Given passage

#####

# Chapter 4 Variance reduction techniques

## 4.1 Antithetic variables

Commonly simulation techniques are used to estimate a value $$\theta$$ that represents the mean of a rv $$\theta={\mathbb E}[X]$$.

A sequence of observations of $$X$$ denoted $$X_1,X_2,\ldots,X_n$$ is generated and $$\theta$$ is estimated as the average value $$n^{-1}\sum_{i=1}^n X_i$$.

If the estimator is unbiased, the Mean Square Error of the estimate is its variace ${\rm MSE}\left[\frac{1}{n}\sum_{i=1}^n X_i\right]={\mathbb E}\left[\left(\frac{1}{n}\sum_{i=1}^n X_i-\theta\right)^2\right]=\frac{1}{n^2}{\rm Var}\left[\sum_{i=1}^n X_i\right].$

If the $$X_i$$s are independent, the MSE is $${\rm Var}[X]/n$$.

Consider the situation at which we are simulating $$n/2$$ bivariate rvs $$(X_i,Y_i)$$ all of them with the same distribution, the distribution of all the marginals $$X$$ and $$Y$$ being the same, and $${\mathbb E}[X]=\theta$$, then $${\rm Cov}(X_i,Y_i)$$ is fixed for every $$i$$ and possibly different from $$0$$, while $${\rm Cov}(X_i,X_j)={\rm Cov}(Y_i,Y_j)=0$$ otherwise.

If $${\rm Cov}(X,Y)<0$$, then the variance of this estimator of $$\theta$$ is less than the variance of the estimator obtained out of $$n$$ independent rvs.

#####

Records supplied
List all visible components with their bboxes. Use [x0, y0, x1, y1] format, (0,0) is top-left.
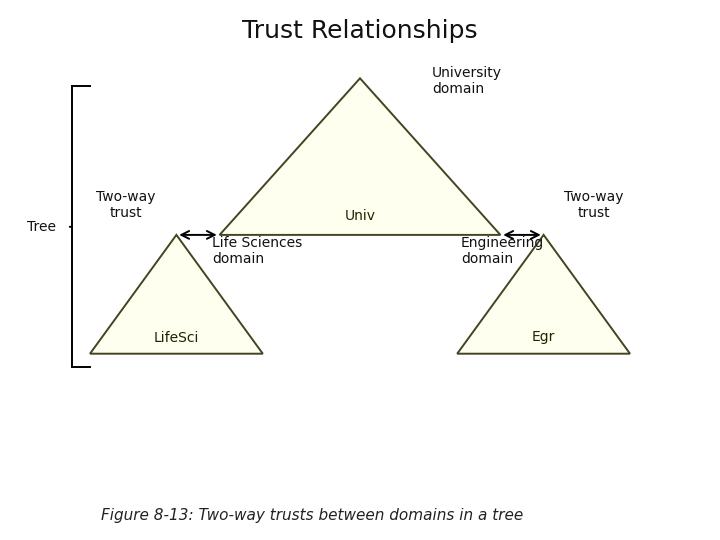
Polygon shape — [90, 235, 263, 354]
Text: Figure 8-13: Two-way trusts between domains in a tree: Figure 8-13: Two-way trusts between doma… — [101, 508, 523, 523]
Text: Engineering
domain: Engineering domain — [461, 236, 544, 266]
Text: LifeSci: LifeSci — [153, 330, 199, 345]
Text: Trust Relationships: Trust Relationships — [242, 19, 478, 43]
Text: University
domain: University domain — [432, 66, 502, 96]
Text: Univ: Univ — [344, 209, 376, 223]
Text: Tree: Tree — [27, 220, 56, 234]
Text: Life Sciences
domain: Life Sciences domain — [212, 236, 302, 266]
Polygon shape — [220, 78, 500, 235]
Polygon shape — [457, 235, 630, 354]
Text: Two-way
trust: Two-way trust — [96, 190, 156, 220]
Text: Egr: Egr — [532, 330, 555, 345]
Text: Two-way
trust: Two-way trust — [564, 190, 624, 220]
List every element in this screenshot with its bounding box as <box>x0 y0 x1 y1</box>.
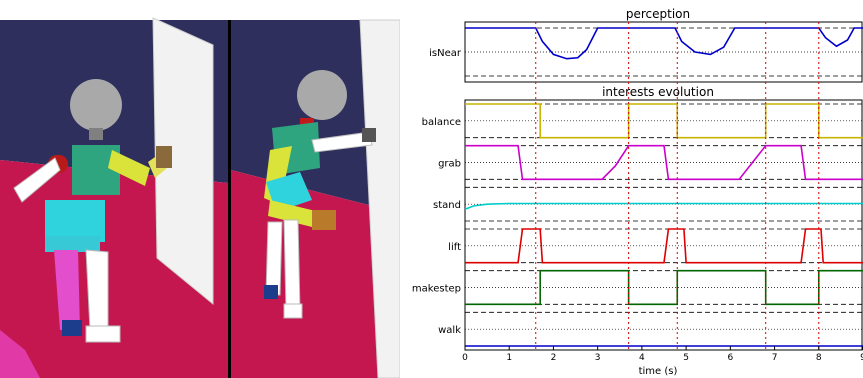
isnear-label: isNear <box>429 48 462 59</box>
x-tick-label-3: 3 <box>595 353 601 363</box>
x-tick-label-1: 1 <box>506 353 512 363</box>
x-tick-label-9: 9 <box>860 353 863 363</box>
lift-series-line <box>465 228 863 264</box>
robot-simulation-scene <box>0 0 400 378</box>
interests-title: interests evolution <box>602 85 714 99</box>
door-edge <box>359 19 400 378</box>
interests-plot: balance grab stand lift makestep walk 0 1 2 3 4 5 6 7… <box>412 22 863 363</box>
balance-label: balance <box>422 117 461 128</box>
walk-label: walk <box>438 325 461 336</box>
scene-panel-left <box>0 0 228 378</box>
stand-series-line <box>464 202 863 210</box>
x-tick-label-8: 8 <box>816 353 822 363</box>
scene-panel-right <box>231 19 400 378</box>
x-tick-label-4: 4 <box>639 353 645 363</box>
perception-title: perception <box>626 7 690 21</box>
x-tick-label-0: 0 <box>462 353 468 363</box>
makestep-label: makestep <box>412 284 461 295</box>
grab-label: grab <box>438 159 461 170</box>
interests-frame <box>464 99 863 351</box>
floor-object <box>0 330 40 378</box>
x-tick-label-6: 6 <box>727 353 733 363</box>
interests-chart: perception isNear interests evolution ba… <box>412 7 863 377</box>
door <box>152 17 214 306</box>
isnear-series-line <box>465 27 863 60</box>
stand-label: stand <box>433 200 461 211</box>
x-axis-label: time (s) <box>639 366 678 377</box>
lift-label: lift <box>448 242 461 253</box>
robot-right <box>264 70 376 319</box>
balance-series-line <box>465 103 863 139</box>
x-tick-label-2: 2 <box>551 353 557 363</box>
panel-divider <box>228 20 231 378</box>
perception-plot: isNear <box>429 21 863 83</box>
robot-left <box>13 79 172 343</box>
x-tick-label-7: 7 <box>772 353 778 363</box>
grab-series-line <box>465 144 863 181</box>
x-tick-label-5: 5 <box>683 353 689 363</box>
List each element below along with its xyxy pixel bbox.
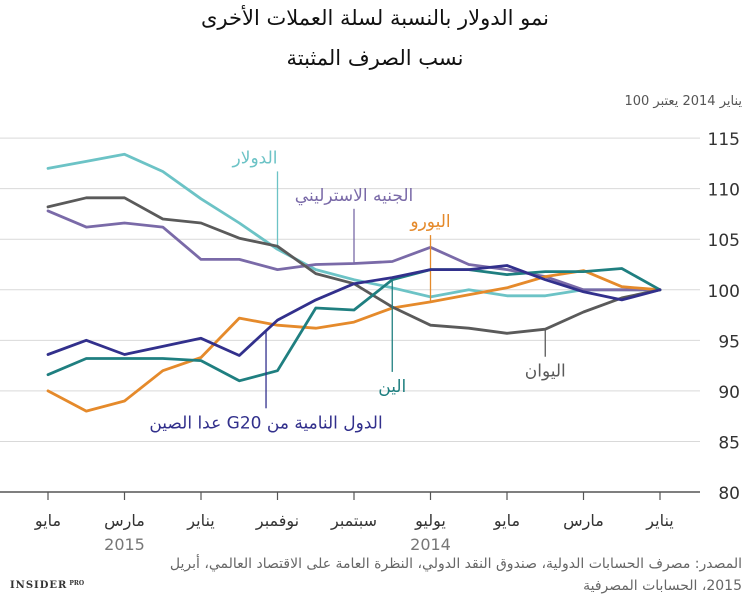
- series-label-2: اليورو: [409, 212, 450, 232]
- series-label-0: الدولار: [232, 148, 278, 168]
- logo-text: INSIDER: [10, 580, 68, 591]
- y-tick-label-100: 100: [708, 282, 740, 302]
- x-tick-label-0: مايو: [34, 511, 61, 531]
- source-note-line1: المصدر: مصرف الحسابات الدولية، صندوق الن…: [169, 556, 742, 572]
- series-line-2: [46, 269, 662, 413]
- y-axis-base-note: يناير 2014 يعتبر 100: [624, 94, 742, 109]
- x-tick-label-4: سبتمبر: [330, 511, 377, 531]
- series-label-1: الجنيه الاسترليني: [295, 186, 413, 206]
- series-line-0: [46, 152, 662, 299]
- y-tick-label-115: 115: [708, 130, 740, 150]
- series-line-4: [46, 267, 662, 383]
- x-tick-label-5: يوليو: [414, 511, 446, 531]
- x-tick-label-3: نوفمبر: [255, 511, 299, 531]
- series-line-5: [46, 264, 662, 357]
- chart-title: نمو الدولار بالنسبة لسلة العملات الأخرى: [201, 6, 549, 30]
- x-tick-label-1: مارس: [104, 511, 145, 531]
- y-tick-label-110: 110: [708, 181, 740, 201]
- series-label-3: اليوان: [525, 362, 566, 382]
- series-line-1: [46, 209, 662, 292]
- insider-pro-logo: INSIDER PRO: [10, 580, 84, 591]
- x-tick-label-7: مارس: [563, 511, 604, 531]
- year-label-2015: 2015: [104, 535, 145, 554]
- y-tick-label-105: 105: [708, 231, 740, 251]
- y-tick-label-90: 90: [718, 383, 740, 403]
- source-note-line2: 2015، الحسابات المصرفية: [583, 578, 742, 594]
- y-tick-label-80: 80: [718, 484, 740, 504]
- year-label-2014: 2014: [410, 535, 451, 554]
- series-label-4: الين: [378, 377, 406, 397]
- chart-subtitle: نسب الصرف المثبتة: [286, 46, 464, 70]
- x-tick-label-2: يناير: [186, 511, 214, 531]
- y-tick-label-95: 95: [718, 332, 740, 352]
- series-label-5: الدول النامية من G20 عدا الصين: [149, 413, 382, 433]
- x-tick-label-6: مايو: [493, 511, 520, 531]
- y-tick-label-85: 85: [718, 433, 740, 453]
- x-tick-label-8: يناير: [645, 511, 673, 531]
- logo-suffix: PRO: [69, 580, 85, 587]
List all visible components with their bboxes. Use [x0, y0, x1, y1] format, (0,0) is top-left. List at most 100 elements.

#####

Exercise aim
Rewrite the passage on antithetic variables from "If the $$X_i$$s" up to and including "of $$n$$ independent rvs.", substituting "uncorrelated" for "independent".

Task answer
If the $$X_i$$s are uncorrelated, the MSE is $${\rm Var}[X]/n$$.

Consider the situation at which we are simulating $$n/2$$ bivariate rvs $$(X_i,Y_i)$$ all of them with the same distribution, the distribution of all the marginals $$X$$ and $$Y$$ being the same, and $${\mathbb E}[X]=\theta$$, then $${\rm Cov}(X_i,Y_i)$$ is fixed for every $$i$$ and possibly different from $$0$$, while $${\rm Cov}(X_i,X_j)={\rm Cov}(Y_i,Y_j)=0$$ otherwise.

If $${\rm Cov}(X,Y)<0$$, then the variance of this estimator of $$\theta$$ is less than the variance of the estimator obtained out of $$n$$ uncorrelated rvs.